→ Records shown:
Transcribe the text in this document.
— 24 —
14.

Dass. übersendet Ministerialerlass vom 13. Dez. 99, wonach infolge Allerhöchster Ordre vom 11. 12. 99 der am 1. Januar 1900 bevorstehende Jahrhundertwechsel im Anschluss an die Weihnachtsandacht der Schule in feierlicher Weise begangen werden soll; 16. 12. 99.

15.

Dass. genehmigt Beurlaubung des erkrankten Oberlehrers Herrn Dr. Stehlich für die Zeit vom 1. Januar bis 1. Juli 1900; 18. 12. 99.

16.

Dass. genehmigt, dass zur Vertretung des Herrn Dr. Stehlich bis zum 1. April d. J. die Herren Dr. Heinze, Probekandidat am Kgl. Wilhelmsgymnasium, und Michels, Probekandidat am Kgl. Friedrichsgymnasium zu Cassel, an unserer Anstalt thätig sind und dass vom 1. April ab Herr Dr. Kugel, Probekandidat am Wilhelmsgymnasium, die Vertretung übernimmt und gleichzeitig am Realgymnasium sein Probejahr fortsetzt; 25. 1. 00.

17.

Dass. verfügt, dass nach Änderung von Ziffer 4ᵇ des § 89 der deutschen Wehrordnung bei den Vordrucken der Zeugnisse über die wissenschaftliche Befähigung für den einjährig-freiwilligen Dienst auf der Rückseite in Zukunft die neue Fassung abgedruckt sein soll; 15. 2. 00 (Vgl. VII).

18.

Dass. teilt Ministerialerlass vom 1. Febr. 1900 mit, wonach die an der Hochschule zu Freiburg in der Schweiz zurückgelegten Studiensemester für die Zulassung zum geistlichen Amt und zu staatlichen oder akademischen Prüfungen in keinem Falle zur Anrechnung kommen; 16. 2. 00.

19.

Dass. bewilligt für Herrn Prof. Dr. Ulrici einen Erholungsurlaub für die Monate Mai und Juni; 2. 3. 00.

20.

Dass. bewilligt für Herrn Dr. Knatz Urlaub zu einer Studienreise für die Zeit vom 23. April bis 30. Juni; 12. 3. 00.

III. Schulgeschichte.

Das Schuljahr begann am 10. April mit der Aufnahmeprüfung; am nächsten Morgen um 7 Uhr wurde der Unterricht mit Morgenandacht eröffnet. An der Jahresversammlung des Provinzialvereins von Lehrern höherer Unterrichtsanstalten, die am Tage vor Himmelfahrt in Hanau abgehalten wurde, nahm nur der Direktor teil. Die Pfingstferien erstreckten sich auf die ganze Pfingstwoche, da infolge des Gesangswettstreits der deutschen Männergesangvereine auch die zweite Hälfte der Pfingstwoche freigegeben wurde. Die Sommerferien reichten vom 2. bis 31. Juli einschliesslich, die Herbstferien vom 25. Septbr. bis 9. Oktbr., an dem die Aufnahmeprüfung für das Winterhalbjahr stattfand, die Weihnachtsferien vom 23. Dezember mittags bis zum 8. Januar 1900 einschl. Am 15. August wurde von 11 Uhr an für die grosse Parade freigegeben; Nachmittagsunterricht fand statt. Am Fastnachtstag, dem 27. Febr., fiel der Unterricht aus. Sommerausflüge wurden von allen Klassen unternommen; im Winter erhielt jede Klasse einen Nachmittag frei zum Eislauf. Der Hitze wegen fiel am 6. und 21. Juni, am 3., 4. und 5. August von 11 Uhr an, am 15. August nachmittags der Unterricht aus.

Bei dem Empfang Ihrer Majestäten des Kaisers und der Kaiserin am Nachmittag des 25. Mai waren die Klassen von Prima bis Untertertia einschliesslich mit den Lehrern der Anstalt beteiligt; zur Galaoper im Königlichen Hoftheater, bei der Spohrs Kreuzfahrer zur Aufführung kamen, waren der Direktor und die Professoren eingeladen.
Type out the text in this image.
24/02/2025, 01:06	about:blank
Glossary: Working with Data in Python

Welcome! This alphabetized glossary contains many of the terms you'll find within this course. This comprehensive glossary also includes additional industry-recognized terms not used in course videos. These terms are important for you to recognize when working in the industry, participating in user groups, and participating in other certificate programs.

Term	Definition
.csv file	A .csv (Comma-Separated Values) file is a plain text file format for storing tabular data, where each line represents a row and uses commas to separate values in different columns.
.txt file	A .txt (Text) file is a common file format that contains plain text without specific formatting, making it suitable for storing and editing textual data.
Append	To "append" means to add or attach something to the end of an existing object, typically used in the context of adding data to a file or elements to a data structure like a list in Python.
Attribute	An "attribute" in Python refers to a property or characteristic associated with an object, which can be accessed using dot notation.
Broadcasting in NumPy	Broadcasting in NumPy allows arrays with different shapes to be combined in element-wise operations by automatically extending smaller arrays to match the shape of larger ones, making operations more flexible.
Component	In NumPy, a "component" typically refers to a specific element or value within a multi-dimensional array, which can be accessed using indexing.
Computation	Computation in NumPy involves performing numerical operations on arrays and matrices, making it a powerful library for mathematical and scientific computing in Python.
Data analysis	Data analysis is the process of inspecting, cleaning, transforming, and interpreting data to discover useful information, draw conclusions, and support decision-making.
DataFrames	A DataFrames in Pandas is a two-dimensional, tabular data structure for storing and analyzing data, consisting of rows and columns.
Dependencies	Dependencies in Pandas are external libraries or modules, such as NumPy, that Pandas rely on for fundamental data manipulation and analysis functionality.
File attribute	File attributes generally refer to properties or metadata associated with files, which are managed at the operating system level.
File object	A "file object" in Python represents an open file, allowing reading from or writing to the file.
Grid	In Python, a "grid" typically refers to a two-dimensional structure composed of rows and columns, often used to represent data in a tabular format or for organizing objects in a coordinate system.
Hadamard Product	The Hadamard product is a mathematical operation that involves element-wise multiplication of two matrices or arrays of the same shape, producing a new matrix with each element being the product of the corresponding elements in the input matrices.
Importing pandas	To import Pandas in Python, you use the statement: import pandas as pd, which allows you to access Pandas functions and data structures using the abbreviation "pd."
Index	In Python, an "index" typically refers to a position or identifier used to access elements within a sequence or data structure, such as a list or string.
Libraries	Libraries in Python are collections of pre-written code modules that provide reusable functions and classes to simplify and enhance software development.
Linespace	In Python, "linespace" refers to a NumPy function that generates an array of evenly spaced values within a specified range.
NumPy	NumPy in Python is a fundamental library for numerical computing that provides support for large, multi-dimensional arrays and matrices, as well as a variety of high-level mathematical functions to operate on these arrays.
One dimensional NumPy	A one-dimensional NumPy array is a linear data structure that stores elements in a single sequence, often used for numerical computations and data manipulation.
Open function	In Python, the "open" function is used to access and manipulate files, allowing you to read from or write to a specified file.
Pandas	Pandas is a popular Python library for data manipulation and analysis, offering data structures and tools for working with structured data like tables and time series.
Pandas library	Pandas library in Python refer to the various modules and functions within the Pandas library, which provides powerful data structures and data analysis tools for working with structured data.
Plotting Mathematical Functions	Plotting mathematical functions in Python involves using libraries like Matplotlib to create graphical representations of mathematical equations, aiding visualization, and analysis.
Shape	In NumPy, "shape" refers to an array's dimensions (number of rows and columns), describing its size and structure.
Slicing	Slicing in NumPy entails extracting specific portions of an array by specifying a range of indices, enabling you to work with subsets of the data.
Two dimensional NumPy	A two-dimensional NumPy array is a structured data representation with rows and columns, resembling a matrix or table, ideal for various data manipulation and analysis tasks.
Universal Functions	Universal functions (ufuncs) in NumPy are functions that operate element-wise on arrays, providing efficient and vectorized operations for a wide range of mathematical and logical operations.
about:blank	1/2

→ Exercise task: The entries above must be returned in full, exactly as shown.

→ Written solution:
Transcribe the text in this document.
— 24 —
14.

Dass. übersendet Ministerialerlass vom 13. Dez. 99, wonach infolge Allerhöchster Ordre vom 11. 12. 99 der am 1. Januar 1900 bevorstehende Jahrhundertwechsel im Anschluss an die Weihnachtsandacht der Schule in feierlicher Weise begangen werden soll; 16. 12. 99.

15.

Dass. genehmigt Beurlaubung des erkrankten Oberlehrers Herrn Dr. Stehlich für die Zeit vom 1. Januar bis 1. Juli 1900; 18. 12. 99.

16.

Dass. genehmigt, dass zur Vertretung des Herrn Dr. Stehlich bis zum 1. April d. J. die Herren Dr. Heinze, Probekandidat am Kgl. Wilhelmsgymnasium, und Michels, Probekandidat am Kgl. Friedrichsgymnasium zu Cassel, an unserer Anstalt thätig sind und dass vom 1. April ab Herr Dr. Kugel, Probekandidat am Wilhelmsgymnasium, die Vertretung übernimmt und gleichzeitig am Realgymnasium sein Probejahr fortsetzt; 25. 1. 00.

17.

Dass. verfügt, dass nach Änderung von Ziffer 4ᵇ des § 89 der deutschen Wehrordnung bei den Vordrucken der Zeugnisse über die wissenschaftliche Befähigung für den einjährig-freiwilligen Dienst auf der Rückseite in Zukunft die neue Fassung abgedruckt sein soll; 15. 2. 00 (Vgl. VII).

18.

Dass. teilt Ministerialerlass vom 1. Febr. 1900 mit, wonach die an der Hochschule zu Freiburg in der Schweiz zurückgelegten Studiensemester für die Zulassung zum geistlichen Amt und zu staatlichen oder akademischen Prüfungen in keinem Falle zur Anrechnung kommen; 16. 2. 00.

19.

Dass. bewilligt für Herrn Prof. Dr. Ulrici einen Erholungsurlaub für die Monate Mai und Juni; 2. 3. 00.

20.

Dass. bewilligt für Herrn Dr. Knatz Urlaub zu einer Studienreise für die Zeit vom 23. April bis 30. Juni; 12. 3. 00.

III. Schulgeschichte.

Das Schuljahr begann am 10. April mit der Aufnahmeprüfung; am nächsten Morgen um 7 Uhr wurde der Unterricht mit Morgenandacht eröffnet. An der Jahresversammlung des Provinzialvereins von Lehrern höherer Unterrichtsanstalten, die am Tage vor Himmelfahrt in Hanau abgehalten wurde, nahm nur der Direktor teil. Die Pfingstferien erstreckten sich auf die ganze Pfingstwoche, da infolge des Gesangswettstreits der deutschen Männergesangvereine auch die zweite Hälfte der Pfingstwoche freigegeben wurde. Die Sommerferien reichten vom 2. bis 31. Juli einschliesslich, die Herbstferien vom 25. Septbr. bis 9. Oktbr., an dem die Aufnahmeprüfung für das Winterhalbjahr stattfand, die Weihnachtsferien vom 23. Dezember mittags bis zum 8. Januar 1900 einschl. Am 15. August wurde von 11 Uhr an für die grosse Parade freigegeben; Nachmittagsunterricht fand statt. Am Fastnachtstag, dem 27. Febr., fiel der Unterricht aus. Sommerausflüge wurden von allen Klassen unternommen; im Winter erhielt jede Klasse einen Nachmittag frei zum Eislauf. Der Hitze wegen fiel am 6. und 21. Juni, am 3., 4. und 5. August von 11 Uhr an, am 15. August nachmittags der Unterricht aus.

Bei dem Empfang Ihrer Majestäten des Kaisers und der Kaiserin am Nachmittag des 25. Mai waren die Klassen von Prima bis Untertertia einschliesslich mit den Lehrern der Anstalt beteiligt; zur Galaoper im Königlichen Hoftheater, bei der Spohrs Kreuzfahrer zur Aufführung kamen, waren der Direktor und die Professoren eingeladen.
Type out the text in this image.
24/02/2025, 01:06	about:blank
Glossary: Working with Data in Python

Welcome! This alphabetized glossary contains many of the terms you'll find within this course. This comprehensive glossary also includes additional industry-recognized terms not used in course videos. These terms are important for you to recognize when working in the industry, participating in user groups, and participating in other certificate programs.

Term	Definition
.csv file	A .csv (Comma-Separated Values) file is a plain text file format for storing tabular data, where each line represents a row and uses commas to separate values in different columns.
.txt file	A .txt (Text) file is a common file format that contains plain text without specific formatting, making it suitable for storing and editing textual data.
Append	To "append" means to add or attach something to the end of an existing object, typically used in the context of adding data to a file or elements to a data structure like a list in Python.
Attribute	An "attribute" in Python refers to a property or characteristic associated with an object, which can be accessed using dot notation.
Broadcasting in NumPy	Broadcasting in NumPy allows arrays with different shapes to be combined in element-wise operations by automatically extending smaller arrays to match the shape of larger ones, making operations more flexible.
Component	In NumPy, a "component" typically refers to a specific element or value within a multi-dimensional array, which can be accessed using indexing.
Computation	Computation in NumPy involves performing numerical operations on arrays and matrices, making it a powerful library for mathematical and scientific computing in Python.
Data analysis	Data analysis is the process of inspecting, cleaning, transforming, and interpreting data to discover useful information, draw conclusions, and support decision-making.
DataFrames	A DataFrames in Pandas is a two-dimensional, tabular data structure for storing and analyzing data, consisting of rows and columns.
Dependencies	Dependencies in Pandas are external libraries or modules, such as NumPy, that Pandas rely on for fundamental data manipulation and analysis functionality.
File attribute	File attributes generally refer to properties or metadata associated with files, which are managed at the operating system level.
File object	A "file object" in Python represents an open file, allowing reading from or writing to the file.
Grid	In Python, a "grid" typically refers to a two-dimensional structure composed of rows and columns, often used to represent data in a tabular format or for organizing objects in a coordinate system.
Hadamard Product	The Hadamard product is a mathematical operation that involves element-wise multiplication of two matrices or arrays of the same shape, producing a new matrix with each element being the product of the corresponding elements in the input matrices.
Importing pandas	To import Pandas in Python, you use the statement: import pandas as pd, which allows you to access Pandas functions and data structures using the abbreviation "pd."
Index	In Python, an "index" typically refers to a position or identifier used to access elements within a sequence or data structure, such as a list or string.
Libraries	Libraries in Python are collections of pre-written code modules that provide reusable functions and classes to simplify and enhance software development.
Linespace	In Python, "linespace" refers to a NumPy function that generates an array of evenly spaced values within a specified range.
NumPy	NumPy in Python is a fundamental library for numerical computing that provides support for large, multi-dimensional arrays and matrices, as well as a variety of high-level mathematical functions to operate on these arrays.
One dimensional NumPy	A one-dimensional NumPy array is a linear data structure that stores elements in a single sequence, often used for numerical computations and data manipulation.
Open function	In Python, the "open" function is used to access and manipulate files, allowing you to read from or write to a specified file.
Pandas	Pandas is a popular Python library for data manipulation and analysis, offering data structures and tools for working with structured data like tables and time series.
Pandas library	Pandas library in Python refer to the various modules and functions within the Pandas library, which provides powerful data structures and data analysis tools for working with structured data.
Plotting Mathematical Functions	Plotting mathematical functions in Python involves using libraries like Matplotlib to create graphical representations of mathematical equations, aiding visualization, and analysis.
Shape	In NumPy, "shape" refers to an array's dimensions (number of rows and columns), describing its size and structure.
Slicing	Slicing in NumPy entails extracting specific portions of an array by specifying a range of indices, enabling you to work with subsets of the data.
Two dimensional NumPy	A two-dimensional NumPy array is a structured data representation with rows and columns, resembling a matrix or table, ideal for various data manipulation and analysis tasks.
Universal Functions	Universal functions (ufuncs) in NumPy are functions that operate element-wise on arrays, providing efficient and vectorized operations for a wide range of mathematical and logical operations.
about:blank	1/2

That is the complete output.